(Source data)
==================================================
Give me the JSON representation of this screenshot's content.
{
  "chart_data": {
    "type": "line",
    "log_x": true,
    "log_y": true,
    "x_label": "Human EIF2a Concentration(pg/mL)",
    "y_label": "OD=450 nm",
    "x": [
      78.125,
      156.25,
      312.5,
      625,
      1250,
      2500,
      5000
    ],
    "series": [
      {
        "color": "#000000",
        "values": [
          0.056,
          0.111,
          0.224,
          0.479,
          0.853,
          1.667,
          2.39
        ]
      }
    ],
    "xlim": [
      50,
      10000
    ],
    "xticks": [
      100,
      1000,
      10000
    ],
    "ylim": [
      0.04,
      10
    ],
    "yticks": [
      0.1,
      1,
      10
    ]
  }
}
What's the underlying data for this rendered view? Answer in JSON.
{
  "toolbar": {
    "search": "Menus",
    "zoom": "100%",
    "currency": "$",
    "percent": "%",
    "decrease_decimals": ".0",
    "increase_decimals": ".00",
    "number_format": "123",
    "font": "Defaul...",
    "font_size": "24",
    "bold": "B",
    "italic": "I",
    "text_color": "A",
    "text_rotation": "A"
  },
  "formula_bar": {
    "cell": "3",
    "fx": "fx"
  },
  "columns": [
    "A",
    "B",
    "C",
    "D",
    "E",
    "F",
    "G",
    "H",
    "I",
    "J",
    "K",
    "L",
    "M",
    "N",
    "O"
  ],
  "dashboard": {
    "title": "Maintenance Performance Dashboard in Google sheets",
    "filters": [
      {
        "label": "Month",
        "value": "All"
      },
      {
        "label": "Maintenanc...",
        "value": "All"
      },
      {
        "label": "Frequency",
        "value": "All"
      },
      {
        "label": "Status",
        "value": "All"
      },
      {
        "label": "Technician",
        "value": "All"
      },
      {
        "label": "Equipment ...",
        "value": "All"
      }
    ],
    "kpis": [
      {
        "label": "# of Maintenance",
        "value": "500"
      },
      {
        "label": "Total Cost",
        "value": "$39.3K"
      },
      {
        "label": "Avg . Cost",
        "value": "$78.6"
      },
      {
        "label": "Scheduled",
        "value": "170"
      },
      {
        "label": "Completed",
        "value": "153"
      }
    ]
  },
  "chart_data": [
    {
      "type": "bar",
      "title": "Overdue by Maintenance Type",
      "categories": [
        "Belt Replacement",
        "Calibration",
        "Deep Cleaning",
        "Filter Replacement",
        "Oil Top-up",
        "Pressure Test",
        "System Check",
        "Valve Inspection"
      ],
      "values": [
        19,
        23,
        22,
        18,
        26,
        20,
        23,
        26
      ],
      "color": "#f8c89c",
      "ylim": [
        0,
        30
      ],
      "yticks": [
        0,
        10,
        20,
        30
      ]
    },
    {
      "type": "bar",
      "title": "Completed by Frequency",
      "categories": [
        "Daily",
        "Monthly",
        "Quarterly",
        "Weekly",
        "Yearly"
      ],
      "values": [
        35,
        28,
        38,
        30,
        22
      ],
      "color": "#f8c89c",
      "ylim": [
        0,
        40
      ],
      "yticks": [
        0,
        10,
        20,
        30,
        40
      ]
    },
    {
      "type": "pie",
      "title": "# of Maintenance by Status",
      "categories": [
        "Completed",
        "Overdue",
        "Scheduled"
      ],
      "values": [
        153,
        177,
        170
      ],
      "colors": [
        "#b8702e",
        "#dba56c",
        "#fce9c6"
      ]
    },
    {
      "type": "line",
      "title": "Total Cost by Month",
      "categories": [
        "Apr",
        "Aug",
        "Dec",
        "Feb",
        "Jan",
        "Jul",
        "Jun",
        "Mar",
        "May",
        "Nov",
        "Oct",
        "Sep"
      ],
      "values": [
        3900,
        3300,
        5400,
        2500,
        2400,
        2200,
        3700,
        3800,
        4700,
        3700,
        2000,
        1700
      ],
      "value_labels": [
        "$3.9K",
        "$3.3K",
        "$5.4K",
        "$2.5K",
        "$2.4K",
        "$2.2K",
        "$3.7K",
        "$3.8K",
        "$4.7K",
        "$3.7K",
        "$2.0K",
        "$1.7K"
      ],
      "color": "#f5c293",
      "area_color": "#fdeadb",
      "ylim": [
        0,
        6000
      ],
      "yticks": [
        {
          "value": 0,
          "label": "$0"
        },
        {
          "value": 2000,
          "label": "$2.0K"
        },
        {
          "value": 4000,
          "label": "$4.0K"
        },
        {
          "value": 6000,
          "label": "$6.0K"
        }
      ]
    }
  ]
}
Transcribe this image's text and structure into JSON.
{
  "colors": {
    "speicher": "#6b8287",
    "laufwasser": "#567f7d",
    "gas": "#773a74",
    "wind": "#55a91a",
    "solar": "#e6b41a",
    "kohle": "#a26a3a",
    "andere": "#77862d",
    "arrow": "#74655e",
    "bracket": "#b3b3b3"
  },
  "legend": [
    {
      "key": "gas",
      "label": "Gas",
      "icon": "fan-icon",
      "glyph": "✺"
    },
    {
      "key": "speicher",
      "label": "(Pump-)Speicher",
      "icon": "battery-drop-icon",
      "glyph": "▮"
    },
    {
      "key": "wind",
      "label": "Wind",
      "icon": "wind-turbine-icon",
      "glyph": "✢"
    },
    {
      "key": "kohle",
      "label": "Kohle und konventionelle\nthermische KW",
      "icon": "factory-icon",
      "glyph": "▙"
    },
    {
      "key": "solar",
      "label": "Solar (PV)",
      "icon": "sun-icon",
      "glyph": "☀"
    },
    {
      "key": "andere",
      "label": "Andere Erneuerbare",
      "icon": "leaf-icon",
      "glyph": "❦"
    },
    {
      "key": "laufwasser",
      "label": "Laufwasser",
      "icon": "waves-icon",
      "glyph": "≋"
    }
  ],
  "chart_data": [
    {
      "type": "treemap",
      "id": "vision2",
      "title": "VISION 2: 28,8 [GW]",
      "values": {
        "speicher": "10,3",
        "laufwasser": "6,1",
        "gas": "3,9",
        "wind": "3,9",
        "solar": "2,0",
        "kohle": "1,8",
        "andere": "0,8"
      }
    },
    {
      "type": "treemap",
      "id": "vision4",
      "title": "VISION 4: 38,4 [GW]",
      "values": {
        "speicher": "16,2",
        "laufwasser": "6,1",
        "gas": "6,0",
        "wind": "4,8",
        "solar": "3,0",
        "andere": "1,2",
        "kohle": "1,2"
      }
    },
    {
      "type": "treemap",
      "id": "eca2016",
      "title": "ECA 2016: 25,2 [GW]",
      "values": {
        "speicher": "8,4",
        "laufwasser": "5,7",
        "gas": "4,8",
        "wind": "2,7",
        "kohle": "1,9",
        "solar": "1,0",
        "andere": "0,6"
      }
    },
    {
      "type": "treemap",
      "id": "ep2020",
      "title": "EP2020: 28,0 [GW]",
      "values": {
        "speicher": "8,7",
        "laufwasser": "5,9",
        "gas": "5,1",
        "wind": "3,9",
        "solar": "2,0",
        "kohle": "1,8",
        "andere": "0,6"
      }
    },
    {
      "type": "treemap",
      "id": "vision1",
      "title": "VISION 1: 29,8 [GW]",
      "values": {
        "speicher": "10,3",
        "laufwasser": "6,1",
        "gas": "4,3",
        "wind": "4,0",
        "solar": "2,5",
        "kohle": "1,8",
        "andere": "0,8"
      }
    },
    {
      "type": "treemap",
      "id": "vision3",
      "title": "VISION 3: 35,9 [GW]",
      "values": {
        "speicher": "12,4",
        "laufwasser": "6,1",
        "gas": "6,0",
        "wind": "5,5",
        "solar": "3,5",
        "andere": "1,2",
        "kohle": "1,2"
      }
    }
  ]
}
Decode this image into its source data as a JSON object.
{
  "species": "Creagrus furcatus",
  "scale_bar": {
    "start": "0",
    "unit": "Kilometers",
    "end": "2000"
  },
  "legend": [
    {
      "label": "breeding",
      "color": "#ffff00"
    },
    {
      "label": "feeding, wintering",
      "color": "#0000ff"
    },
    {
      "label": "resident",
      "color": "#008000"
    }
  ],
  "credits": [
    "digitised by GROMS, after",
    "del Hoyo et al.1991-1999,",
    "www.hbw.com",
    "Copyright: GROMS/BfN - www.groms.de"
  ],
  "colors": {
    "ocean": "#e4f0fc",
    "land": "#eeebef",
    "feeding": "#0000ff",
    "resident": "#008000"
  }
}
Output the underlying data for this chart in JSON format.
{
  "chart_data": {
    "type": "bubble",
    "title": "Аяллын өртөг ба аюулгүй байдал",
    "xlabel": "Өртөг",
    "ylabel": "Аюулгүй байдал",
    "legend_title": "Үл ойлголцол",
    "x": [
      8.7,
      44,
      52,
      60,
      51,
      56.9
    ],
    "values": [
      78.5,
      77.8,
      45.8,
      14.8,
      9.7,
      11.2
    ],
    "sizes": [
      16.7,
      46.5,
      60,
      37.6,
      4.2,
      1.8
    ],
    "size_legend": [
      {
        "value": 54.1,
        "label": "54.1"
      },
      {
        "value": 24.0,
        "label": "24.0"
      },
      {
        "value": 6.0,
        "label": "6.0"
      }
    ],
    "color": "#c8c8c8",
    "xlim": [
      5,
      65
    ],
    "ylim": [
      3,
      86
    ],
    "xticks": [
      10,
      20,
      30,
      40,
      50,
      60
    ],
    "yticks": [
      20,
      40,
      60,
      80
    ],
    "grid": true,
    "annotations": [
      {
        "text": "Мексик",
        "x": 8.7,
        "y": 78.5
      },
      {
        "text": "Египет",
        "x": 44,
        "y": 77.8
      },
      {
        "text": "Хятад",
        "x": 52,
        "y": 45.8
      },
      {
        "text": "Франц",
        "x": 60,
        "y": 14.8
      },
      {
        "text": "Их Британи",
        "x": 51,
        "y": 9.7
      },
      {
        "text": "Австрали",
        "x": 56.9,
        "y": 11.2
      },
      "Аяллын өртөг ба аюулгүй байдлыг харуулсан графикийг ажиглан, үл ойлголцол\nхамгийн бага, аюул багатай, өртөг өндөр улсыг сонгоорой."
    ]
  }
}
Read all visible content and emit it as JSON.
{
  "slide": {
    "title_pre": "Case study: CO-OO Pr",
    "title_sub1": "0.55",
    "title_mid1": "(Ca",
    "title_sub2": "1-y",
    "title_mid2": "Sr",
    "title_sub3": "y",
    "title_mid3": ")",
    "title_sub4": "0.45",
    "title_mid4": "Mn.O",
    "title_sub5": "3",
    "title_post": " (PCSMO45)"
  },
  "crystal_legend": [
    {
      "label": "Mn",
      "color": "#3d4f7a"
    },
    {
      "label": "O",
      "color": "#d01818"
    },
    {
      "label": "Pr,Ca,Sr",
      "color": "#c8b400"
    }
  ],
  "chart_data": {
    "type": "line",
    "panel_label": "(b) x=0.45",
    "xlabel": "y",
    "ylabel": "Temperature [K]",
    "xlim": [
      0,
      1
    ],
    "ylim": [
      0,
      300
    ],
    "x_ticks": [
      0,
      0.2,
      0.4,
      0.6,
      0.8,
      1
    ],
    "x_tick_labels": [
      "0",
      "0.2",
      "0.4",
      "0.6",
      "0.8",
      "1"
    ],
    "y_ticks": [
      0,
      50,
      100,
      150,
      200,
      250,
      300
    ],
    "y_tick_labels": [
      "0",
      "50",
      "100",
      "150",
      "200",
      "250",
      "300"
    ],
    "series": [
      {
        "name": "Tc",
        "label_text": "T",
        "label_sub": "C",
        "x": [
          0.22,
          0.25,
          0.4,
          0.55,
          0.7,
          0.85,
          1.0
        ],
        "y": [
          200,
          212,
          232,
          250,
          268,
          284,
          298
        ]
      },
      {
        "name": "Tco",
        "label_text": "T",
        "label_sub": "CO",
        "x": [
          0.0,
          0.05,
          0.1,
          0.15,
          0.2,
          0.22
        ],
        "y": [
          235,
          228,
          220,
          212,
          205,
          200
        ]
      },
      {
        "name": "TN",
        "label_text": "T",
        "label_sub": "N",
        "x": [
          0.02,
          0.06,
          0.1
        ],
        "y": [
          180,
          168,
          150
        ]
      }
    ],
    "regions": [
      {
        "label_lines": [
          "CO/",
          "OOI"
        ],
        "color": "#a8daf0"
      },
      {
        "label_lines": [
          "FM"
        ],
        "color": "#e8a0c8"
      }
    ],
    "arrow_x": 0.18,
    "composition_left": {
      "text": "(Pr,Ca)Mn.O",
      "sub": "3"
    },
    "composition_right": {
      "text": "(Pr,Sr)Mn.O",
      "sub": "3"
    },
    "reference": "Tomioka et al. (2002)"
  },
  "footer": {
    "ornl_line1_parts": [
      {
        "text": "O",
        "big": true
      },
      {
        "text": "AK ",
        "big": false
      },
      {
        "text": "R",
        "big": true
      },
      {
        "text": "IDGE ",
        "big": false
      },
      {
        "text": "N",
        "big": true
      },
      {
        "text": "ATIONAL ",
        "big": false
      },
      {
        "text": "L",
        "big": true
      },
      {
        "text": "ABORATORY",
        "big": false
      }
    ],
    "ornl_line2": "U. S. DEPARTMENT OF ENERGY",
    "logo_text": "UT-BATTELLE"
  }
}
==================================================
[Description of the task]
Identify lines with the string "underlying". Copy each one.

[Right answer]
What's the underlying data for this rendered view? Answer in JSON.
Output the underlying data for this chart in JSON format.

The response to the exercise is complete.